**WRITTEN TASK:** Repeat the lines that follow, leaving nothing out.

=== SOURCE MATERIAL ===

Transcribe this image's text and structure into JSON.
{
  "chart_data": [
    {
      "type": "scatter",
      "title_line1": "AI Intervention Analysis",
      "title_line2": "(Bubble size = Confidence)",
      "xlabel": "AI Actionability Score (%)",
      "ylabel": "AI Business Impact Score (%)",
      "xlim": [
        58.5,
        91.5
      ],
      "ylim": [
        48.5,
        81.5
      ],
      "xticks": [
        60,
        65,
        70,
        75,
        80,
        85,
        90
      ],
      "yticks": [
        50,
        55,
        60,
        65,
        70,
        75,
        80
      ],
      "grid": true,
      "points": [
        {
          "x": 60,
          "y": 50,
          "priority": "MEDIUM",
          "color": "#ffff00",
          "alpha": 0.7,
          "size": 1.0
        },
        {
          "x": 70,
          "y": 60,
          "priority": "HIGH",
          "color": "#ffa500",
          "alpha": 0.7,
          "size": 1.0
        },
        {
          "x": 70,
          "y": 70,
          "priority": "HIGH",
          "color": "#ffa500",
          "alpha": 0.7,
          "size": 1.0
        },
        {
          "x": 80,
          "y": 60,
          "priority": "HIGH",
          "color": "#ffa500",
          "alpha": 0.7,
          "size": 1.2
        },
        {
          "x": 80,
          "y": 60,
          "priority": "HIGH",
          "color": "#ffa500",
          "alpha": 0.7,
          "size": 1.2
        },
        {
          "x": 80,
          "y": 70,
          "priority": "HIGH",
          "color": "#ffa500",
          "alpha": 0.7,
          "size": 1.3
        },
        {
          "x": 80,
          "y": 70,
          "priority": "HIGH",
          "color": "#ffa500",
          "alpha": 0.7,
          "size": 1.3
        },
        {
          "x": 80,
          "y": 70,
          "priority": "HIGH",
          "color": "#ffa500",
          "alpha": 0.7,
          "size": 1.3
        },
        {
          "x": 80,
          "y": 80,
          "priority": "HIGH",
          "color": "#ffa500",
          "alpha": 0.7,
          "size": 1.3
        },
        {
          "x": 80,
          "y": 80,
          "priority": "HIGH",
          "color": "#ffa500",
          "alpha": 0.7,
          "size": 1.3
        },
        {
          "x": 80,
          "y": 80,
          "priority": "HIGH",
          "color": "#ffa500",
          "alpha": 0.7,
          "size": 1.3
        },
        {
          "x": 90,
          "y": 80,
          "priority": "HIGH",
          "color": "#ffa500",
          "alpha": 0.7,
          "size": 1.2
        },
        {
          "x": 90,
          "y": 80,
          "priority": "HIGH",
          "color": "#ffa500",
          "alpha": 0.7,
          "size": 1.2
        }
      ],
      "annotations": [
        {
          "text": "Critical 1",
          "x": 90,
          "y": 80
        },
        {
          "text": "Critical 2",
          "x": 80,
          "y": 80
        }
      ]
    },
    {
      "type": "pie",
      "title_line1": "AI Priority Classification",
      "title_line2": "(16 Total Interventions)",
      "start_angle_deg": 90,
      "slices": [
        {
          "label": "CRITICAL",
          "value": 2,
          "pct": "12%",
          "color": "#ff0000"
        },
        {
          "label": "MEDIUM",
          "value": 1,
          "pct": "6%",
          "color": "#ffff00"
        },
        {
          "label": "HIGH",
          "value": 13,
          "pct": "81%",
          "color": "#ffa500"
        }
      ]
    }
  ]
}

===

**FULL OUTPUT:**
Transcribe this image's text and structure into JSON.
{
  "chart_data": [
    {
      "type": "scatter",
      "title_line1": "AI Intervention Analysis",
      "title_line2": "(Bubble size = Confidence)",
      "xlabel": "AI Actionability Score (%)",
      "ylabel": "AI Business Impact Score (%)",
      "xlim": [
        58.5,
        91.5
      ],
      "ylim": [
        48.5,
        81.5
      ],
      "xticks": [
        60,
        65,
        70,
        75,
        80,
        85,
        90
      ],
      "yticks": [
        50,
        55,
        60,
        65,
        70,
        75,
        80
      ],
      "grid": true,
      "points": [
        {
          "x": 60,
          "y": 50,
          "priority": "MEDIUM",
          "color": "#ffff00",
          "alpha": 0.7,
          "size": 1.0
        },
        {
          "x": 70,
          "y": 60,
          "priority": "HIGH",
          "color": "#ffa500",
          "alpha": 0.7,
          "size": 1.0
        },
        {
          "x": 70,
          "y": 70,
          "priority": "HIGH",
          "color": "#ffa500",
          "alpha": 0.7,
          "size": 1.0
        },
        {
          "x": 80,
          "y": 60,
          "priority": "HIGH",
          "color": "#ffa500",
          "alpha": 0.7,
          "size": 1.2
        },
        {
          "x": 80,
          "y": 60,
          "priority": "HIGH",
          "color": "#ffa500",
          "alpha": 0.7,
          "size": 1.2
        },
        {
          "x": 80,
          "y": 70,
          "priority": "HIGH",
          "color": "#ffa500",
          "alpha": 0.7,
          "size": 1.3
        },
        {
          "x": 80,
          "y": 70,
          "priority": "HIGH",
          "color": "#ffa500",
          "alpha": 0.7,
          "size": 1.3
        },
        {
          "x": 80,
          "y": 70,
          "priority": "HIGH",
          "color": "#ffa500",
          "alpha": 0.7,
          "size": 1.3
        },
        {
          "x": 80,
          "y": 80,
          "priority": "HIGH",
          "color": "#ffa500",
          "alpha": 0.7,
          "size": 1.3
        },
        {
          "x": 80,
          "y": 80,
          "priority": "HIGH",
          "color": "#ffa500",
          "alpha": 0.7,
          "size": 1.3
        },
        {
          "x": 80,
          "y": 80,
          "priority": "HIGH",
          "color": "#ffa500",
          "alpha": 0.7,
          "size": 1.3
        },
        {
          "x": 90,
          "y": 80,
          "priority": "HIGH",
          "color": "#ffa500",
          "alpha": 0.7,
          "size": 1.2
        },
        {
          "x": 90,
          "y": 80,
          "priority": "HIGH",
          "color": "#ffa500",
          "alpha": 0.7,
          "size": 1.2
        }
      ],
      "annotations": [
        {
          "text": "Critical 1",
          "x": 90,
          "y": 80
        },
        {
          "text": "Critical 2",
          "x": 80,
          "y": 80
        }
      ]
    },
    {
      "type": "pie",
      "title_line1": "AI Priority Classification",
      "title_line2": "(16 Total Interventions)",
      "start_angle_deg": 90,
      "slices": [
        {
          "label": "CRITICAL",
          "value": 2,
          "pct": "12%",
          "color": "#ff0000"
        },
        {
          "label": "MEDIUM",
          "value": 1,
          "pct": "6%",
          "color": "#ffff00"
        },
        {
          "label": "HIGH",
          "value": 13,
          "pct": "81%",
          "color": "#ffa500"
        }
      ]
    }
  ]
}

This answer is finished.